» **Required task**
Return the number of lines holding "bookmark", with nothing added.

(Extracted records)

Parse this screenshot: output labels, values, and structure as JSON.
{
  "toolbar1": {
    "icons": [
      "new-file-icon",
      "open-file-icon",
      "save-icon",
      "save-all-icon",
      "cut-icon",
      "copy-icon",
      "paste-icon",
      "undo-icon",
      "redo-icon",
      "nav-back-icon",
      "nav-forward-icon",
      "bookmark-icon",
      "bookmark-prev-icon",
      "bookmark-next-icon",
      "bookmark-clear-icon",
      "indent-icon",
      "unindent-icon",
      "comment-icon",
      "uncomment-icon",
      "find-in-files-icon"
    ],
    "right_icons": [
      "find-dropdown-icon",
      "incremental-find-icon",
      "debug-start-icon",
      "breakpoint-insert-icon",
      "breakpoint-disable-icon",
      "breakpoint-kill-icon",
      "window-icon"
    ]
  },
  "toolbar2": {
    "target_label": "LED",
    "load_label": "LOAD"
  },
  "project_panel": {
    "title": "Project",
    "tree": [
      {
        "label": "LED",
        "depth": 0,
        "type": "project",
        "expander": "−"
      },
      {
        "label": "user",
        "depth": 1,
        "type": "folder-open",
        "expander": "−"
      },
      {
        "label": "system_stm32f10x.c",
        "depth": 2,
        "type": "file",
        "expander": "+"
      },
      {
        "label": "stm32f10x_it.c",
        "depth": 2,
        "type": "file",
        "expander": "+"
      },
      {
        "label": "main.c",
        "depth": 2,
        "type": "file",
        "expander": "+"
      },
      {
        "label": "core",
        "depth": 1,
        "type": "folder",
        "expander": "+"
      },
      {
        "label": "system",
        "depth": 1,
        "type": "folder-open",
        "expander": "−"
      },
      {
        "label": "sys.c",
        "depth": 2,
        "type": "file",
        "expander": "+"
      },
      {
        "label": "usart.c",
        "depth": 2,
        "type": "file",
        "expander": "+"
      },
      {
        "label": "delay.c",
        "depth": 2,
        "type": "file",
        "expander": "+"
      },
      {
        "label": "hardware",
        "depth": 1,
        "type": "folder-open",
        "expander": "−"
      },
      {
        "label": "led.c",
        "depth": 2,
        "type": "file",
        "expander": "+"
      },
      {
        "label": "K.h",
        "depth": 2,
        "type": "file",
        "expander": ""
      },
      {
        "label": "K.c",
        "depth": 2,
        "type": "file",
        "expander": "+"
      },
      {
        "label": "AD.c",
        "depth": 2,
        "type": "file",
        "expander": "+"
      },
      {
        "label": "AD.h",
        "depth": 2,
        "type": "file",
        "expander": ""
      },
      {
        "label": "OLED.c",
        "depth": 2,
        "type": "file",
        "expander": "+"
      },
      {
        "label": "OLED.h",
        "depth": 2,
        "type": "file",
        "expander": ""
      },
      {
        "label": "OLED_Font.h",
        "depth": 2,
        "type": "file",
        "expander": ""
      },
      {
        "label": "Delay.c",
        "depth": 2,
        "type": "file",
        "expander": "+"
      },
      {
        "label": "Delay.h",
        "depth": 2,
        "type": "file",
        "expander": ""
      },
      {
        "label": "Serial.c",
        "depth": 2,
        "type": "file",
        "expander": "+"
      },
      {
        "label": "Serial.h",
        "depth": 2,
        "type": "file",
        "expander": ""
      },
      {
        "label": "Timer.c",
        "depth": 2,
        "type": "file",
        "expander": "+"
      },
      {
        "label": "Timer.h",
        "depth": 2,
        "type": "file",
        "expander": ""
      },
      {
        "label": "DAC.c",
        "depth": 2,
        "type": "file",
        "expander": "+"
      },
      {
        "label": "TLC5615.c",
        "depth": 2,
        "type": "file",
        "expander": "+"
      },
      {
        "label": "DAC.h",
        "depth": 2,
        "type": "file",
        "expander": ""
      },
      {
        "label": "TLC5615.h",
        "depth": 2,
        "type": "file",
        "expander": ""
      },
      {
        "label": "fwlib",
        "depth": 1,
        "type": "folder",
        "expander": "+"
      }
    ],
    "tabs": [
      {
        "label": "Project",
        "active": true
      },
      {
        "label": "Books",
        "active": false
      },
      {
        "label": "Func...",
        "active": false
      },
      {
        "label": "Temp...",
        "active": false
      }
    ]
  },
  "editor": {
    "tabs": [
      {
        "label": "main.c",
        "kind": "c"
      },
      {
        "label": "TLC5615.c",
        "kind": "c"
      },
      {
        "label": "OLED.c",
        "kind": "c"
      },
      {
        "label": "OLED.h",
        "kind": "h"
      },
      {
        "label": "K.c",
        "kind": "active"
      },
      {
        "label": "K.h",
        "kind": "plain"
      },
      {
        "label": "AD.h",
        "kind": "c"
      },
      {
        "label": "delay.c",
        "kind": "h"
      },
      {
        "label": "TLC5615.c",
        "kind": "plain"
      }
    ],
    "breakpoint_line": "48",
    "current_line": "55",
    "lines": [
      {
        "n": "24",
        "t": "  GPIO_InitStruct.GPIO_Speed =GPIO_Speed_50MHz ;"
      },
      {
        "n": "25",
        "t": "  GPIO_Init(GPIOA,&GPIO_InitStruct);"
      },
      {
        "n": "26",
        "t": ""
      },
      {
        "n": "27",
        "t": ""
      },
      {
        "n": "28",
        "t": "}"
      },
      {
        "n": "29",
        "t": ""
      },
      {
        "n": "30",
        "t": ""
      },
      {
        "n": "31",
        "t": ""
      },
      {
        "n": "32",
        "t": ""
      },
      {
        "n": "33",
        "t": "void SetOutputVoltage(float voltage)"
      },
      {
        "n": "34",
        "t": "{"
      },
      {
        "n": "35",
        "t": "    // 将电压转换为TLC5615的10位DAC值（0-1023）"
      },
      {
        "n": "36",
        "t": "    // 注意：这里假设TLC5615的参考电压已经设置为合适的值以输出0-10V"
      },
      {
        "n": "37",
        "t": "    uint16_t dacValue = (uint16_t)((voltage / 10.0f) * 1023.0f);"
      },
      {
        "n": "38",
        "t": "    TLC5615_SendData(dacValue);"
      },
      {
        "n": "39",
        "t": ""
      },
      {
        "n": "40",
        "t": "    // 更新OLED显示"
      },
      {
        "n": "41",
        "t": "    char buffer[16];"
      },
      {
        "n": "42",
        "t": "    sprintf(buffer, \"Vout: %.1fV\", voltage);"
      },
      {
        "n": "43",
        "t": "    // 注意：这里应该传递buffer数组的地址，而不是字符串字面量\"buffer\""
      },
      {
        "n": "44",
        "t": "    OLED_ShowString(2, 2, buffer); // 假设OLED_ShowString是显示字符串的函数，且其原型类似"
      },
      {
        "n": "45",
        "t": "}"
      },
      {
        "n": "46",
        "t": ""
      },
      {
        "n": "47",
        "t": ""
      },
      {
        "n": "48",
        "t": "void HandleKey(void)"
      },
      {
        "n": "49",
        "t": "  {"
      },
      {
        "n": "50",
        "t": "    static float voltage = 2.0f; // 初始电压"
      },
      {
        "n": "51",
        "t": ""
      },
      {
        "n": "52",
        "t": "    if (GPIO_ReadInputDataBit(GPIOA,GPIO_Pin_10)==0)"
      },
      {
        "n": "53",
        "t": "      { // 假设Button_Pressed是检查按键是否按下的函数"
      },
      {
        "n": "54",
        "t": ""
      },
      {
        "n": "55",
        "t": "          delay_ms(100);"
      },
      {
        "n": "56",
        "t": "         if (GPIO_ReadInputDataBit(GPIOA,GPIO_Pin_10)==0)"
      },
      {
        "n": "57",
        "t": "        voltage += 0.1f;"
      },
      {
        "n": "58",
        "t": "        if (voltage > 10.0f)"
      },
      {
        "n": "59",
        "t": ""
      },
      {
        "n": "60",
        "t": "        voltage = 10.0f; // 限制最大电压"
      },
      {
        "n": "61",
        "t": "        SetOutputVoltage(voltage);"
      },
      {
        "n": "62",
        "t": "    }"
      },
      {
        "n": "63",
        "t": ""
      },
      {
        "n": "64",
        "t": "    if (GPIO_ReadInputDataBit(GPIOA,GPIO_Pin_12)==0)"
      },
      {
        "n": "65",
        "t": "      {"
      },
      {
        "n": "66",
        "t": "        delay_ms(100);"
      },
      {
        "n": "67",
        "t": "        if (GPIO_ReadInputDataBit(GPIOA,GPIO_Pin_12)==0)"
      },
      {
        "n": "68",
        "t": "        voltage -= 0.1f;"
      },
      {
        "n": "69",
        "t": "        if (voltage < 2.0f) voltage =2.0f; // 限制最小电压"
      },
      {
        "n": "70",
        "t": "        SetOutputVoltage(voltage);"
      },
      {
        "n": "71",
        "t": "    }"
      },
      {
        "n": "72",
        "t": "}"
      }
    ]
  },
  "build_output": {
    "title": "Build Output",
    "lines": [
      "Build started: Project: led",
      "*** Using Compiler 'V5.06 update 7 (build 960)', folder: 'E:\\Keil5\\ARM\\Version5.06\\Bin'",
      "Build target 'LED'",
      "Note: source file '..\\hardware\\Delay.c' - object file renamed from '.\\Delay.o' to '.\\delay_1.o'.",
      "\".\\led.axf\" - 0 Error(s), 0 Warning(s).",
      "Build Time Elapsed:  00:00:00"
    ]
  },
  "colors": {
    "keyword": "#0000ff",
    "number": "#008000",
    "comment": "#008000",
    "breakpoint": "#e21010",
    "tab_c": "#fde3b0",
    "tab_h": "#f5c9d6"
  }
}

» **Answer for this exercise**
4